**INSTRUCTIONS TO FOLLOW:**
Repeat the whole listing below, word for word.

**AVAILABLE DATA:**
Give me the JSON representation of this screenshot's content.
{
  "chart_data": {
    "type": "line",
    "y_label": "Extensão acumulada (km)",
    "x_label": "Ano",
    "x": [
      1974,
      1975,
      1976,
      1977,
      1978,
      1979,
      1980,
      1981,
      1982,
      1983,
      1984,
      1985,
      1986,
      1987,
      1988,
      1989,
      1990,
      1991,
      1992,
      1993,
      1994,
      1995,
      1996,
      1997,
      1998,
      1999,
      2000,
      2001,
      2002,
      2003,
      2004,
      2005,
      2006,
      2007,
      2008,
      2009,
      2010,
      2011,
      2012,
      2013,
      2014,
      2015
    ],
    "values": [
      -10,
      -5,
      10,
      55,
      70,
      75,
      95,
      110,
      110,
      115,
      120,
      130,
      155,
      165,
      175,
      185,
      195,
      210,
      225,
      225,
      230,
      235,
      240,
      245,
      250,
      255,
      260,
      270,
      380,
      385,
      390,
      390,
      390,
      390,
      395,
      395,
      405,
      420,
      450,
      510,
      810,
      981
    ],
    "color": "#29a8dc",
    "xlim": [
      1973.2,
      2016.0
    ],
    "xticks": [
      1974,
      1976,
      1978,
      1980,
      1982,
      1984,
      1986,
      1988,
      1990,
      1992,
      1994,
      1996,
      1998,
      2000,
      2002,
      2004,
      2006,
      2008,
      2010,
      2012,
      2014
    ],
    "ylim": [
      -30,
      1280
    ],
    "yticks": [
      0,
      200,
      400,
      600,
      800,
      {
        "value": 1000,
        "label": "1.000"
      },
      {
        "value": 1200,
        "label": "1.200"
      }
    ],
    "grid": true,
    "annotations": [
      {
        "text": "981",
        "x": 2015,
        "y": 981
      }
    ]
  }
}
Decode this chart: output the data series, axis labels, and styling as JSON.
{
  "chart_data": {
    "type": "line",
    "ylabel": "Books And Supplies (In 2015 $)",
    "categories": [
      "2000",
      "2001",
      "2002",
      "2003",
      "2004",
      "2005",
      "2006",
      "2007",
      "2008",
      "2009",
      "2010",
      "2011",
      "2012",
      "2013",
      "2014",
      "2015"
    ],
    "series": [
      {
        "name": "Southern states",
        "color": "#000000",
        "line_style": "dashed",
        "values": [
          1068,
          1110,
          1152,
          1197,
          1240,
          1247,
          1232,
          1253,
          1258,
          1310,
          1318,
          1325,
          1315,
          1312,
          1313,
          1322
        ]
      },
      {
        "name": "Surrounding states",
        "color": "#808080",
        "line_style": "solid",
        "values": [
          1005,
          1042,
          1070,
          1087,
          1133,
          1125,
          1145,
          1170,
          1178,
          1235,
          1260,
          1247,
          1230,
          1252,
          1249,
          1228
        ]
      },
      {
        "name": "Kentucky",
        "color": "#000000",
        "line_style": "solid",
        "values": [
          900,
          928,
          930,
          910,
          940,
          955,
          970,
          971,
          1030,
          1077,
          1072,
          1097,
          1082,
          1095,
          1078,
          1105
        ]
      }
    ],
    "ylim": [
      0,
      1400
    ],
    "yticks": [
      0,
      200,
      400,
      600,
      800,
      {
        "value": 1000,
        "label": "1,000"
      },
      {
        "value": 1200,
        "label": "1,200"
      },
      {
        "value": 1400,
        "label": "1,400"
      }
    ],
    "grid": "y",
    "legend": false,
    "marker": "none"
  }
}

**FINAL ANSWER:**
Give me the JSON representation of this screenshot's content.
{
  "chart_data": {
    "type": "line",
    "y_label": "Extensão acumulada (km)",
    "x_label": "Ano",
    "x": [
      1974,
      1975,
      1976,
      1977,
      1978,
      1979,
      1980,
      1981,
      1982,
      1983,
      1984,
      1985,
      1986,
      1987,
      1988,
      1989,
      1990,
      1991,
      1992,
      1993,
      1994,
      1995,
      1996,
      1997,
      1998,
      1999,
      2000,
      2001,
      2002,
      2003,
      2004,
      2005,
      2006,
      2007,
      2008,
      2009,
      2010,
      2011,
      2012,
      2013,
      2014,
      2015
    ],
    "values": [
      -10,
      -5,
      10,
      55,
      70,
      75,
      95,
      110,
      110,
      115,
      120,
      130,
      155,
      165,
      175,
      185,
      195,
      210,
      225,
      225,
      230,
      235,
      240,
      245,
      250,
      255,
      260,
      270,
      380,
      385,
      390,
      390,
      390,
      390,
      395,
      395,
      405,
      420,
      450,
      510,
      810,
      981
    ],
    "color": "#29a8dc",
    "xlim": [
      1973.2,
      2016.0
    ],
    "xticks": [
      1974,
      1976,
      1978,
      1980,
      1982,
      1984,
      1986,
      1988,
      1990,
      1992,
      1994,
      1996,
      1998,
      2000,
      2002,
      2004,
      2006,
      2008,
      2010,
      2012,
      2014
    ],
    "ylim": [
      -30,
      1280
    ],
    "yticks": [
      0,
      200,
      400,
      600,
      800,
      {
        "value": 1000,
        "label": "1.000"
      },
      {
        "value": 1200,
        "label": "1.200"
      }
    ],
    "grid": true,
    "annotations": [
      {
        "text": "981",
        "x": 2015,
        "y": 981
      }
    ]
  }
}
Decode this chart: output the data series, axis labels, and styling as JSON.
{
  "chart_data": {
    "type": "line",
    "ylabel": "Books And Supplies (In 2015 $)",
    "categories": [
      "2000",
      "2001",
      "2002",
      "2003",
      "2004",
      "2005",
      "2006",
      "2007",
      "2008",
      "2009",
      "2010",
      "2011",
      "2012",
      "2013",
      "2014",
      "2015"
    ],
    "series": [
      {
        "name": "Southern states",
        "color": "#000000",
        "line_style": "dashed",
        "values": [
          1068,
          1110,
          1152,
          1197,
          1240,
          1247,
          1232,
          1253,
          1258,
          1310,
          1318,
          1325,
          1315,
          1312,
          1313,
          1322
        ]
      },
      {
        "name": "Surrounding states",
        "color": "#808080",
        "line_style": "solid",
        "values": [
          1005,
          1042,
          1070,
          1087,
          1133,
          1125,
          1145,
          1170,
          1178,
          1235,
          1260,
          1247,
          1230,
          1252,
          1249,
          1228
        ]
      },
      {
        "name": "Kentucky",
        "color": "#000000",
        "line_style": "solid",
        "values": [
          900,
          928,
          930,
          910,
          940,
          955,
          970,
          971,
          1030,
          1077,
          1072,
          1097,
          1082,
          1095,
          1078,
          1105
        ]
      }
    ],
    "ylim": [
      0,
      1400
    ],
    "yticks": [
      0,
      200,
      400,
      600,
      800,
      {
        "value": 1000,
        "label": "1,000"
      },
      {
        "value": 1200,
        "label": "1,200"
      },
      {
        "value": 1400,
        "label": "1,400"
      }
    ],
    "grid": "y",
    "legend": false,
    "marker": "none"
  }
}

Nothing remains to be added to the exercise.